What you should do:
Report how many lines contain the word "value", with no other text.

Information provided:
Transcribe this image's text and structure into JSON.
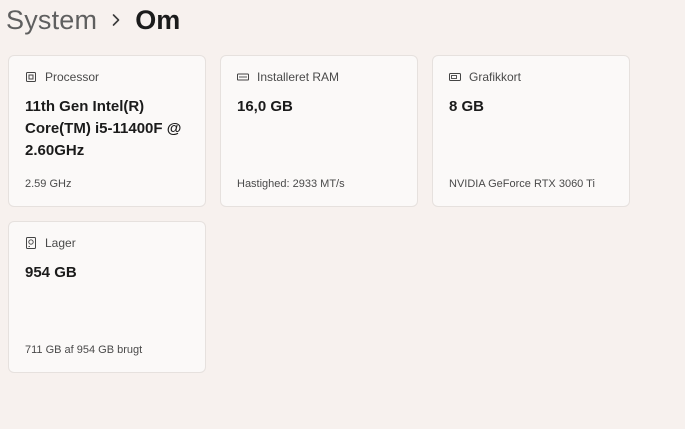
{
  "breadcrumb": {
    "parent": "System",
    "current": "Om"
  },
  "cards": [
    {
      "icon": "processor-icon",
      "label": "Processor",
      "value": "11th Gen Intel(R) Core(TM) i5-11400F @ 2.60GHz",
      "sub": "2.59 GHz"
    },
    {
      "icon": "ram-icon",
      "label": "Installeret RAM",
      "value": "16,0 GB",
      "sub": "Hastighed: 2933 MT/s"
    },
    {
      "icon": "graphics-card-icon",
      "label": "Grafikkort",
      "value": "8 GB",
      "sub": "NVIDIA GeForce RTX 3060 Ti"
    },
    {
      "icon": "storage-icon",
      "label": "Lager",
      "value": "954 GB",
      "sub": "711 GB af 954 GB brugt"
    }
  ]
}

* * *

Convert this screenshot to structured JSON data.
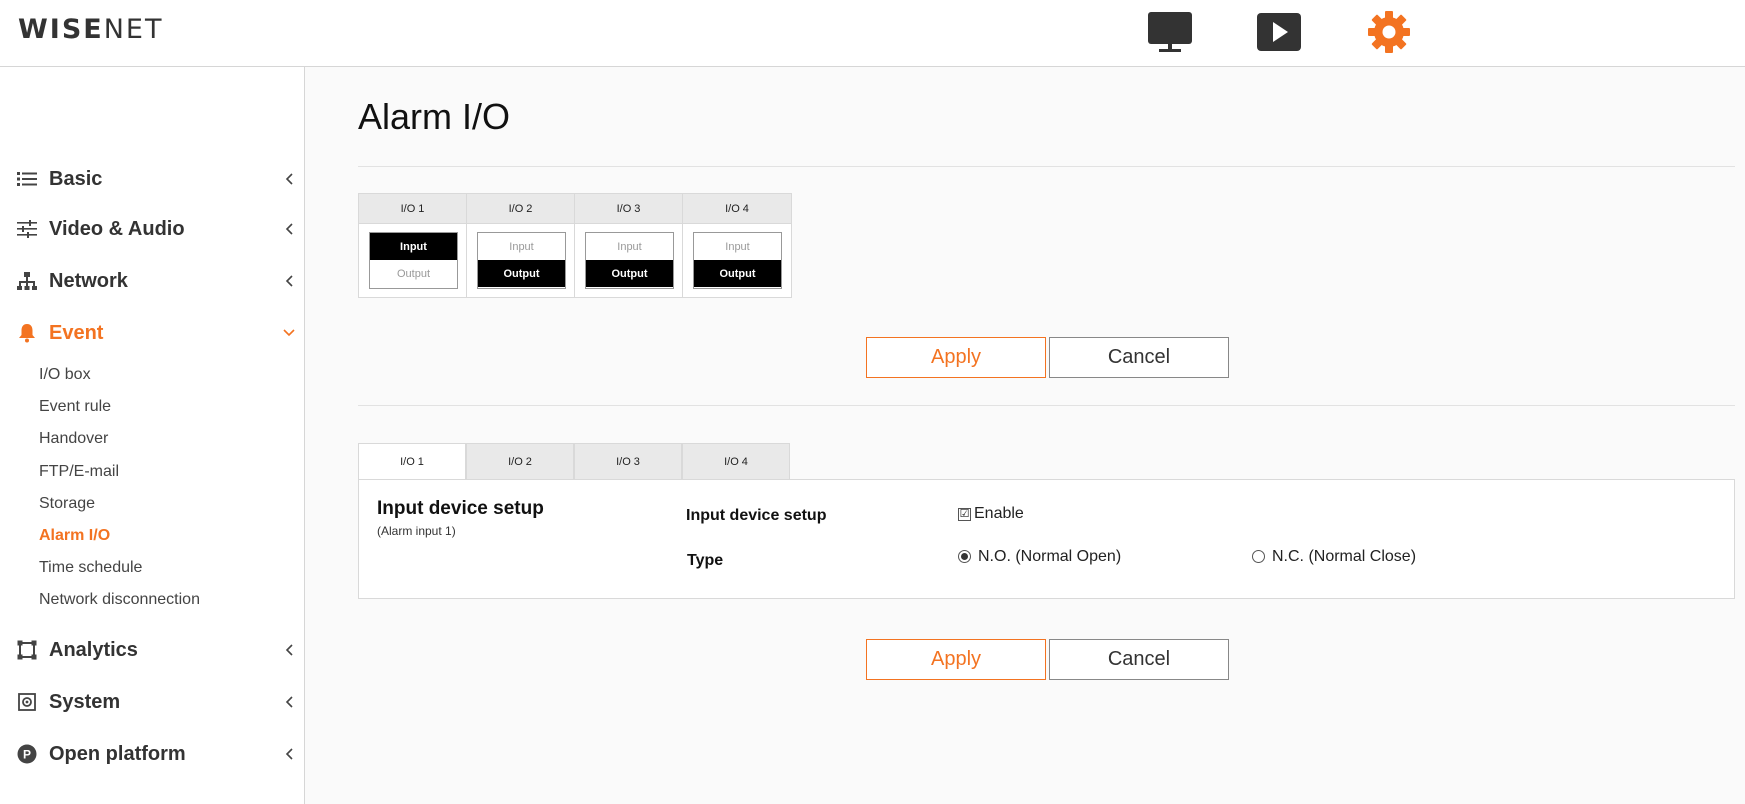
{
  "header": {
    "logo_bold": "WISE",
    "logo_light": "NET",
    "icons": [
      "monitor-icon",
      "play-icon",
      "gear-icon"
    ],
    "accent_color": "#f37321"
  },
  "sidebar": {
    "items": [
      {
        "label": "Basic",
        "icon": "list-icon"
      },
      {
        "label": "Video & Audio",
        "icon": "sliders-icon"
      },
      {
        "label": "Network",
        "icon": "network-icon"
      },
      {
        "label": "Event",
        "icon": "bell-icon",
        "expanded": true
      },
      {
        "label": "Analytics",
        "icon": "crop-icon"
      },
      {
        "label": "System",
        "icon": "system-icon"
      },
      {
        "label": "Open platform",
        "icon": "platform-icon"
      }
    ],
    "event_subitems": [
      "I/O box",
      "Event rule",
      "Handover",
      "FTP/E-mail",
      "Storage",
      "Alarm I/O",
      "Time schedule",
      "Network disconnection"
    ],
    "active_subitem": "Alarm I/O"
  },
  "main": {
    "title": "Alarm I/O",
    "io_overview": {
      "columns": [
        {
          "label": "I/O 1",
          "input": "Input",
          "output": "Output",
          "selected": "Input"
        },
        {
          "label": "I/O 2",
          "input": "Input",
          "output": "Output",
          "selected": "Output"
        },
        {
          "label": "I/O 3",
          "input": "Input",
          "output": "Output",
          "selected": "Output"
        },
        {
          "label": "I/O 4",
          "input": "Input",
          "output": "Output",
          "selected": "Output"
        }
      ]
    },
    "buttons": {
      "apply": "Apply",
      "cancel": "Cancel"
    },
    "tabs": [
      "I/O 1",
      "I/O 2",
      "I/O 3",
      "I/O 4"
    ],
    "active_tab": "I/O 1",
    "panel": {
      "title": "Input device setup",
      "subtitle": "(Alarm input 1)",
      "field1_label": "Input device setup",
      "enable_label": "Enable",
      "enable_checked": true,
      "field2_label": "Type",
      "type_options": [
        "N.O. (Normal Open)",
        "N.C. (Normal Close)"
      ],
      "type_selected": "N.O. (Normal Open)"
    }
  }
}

Output for this exercise:
4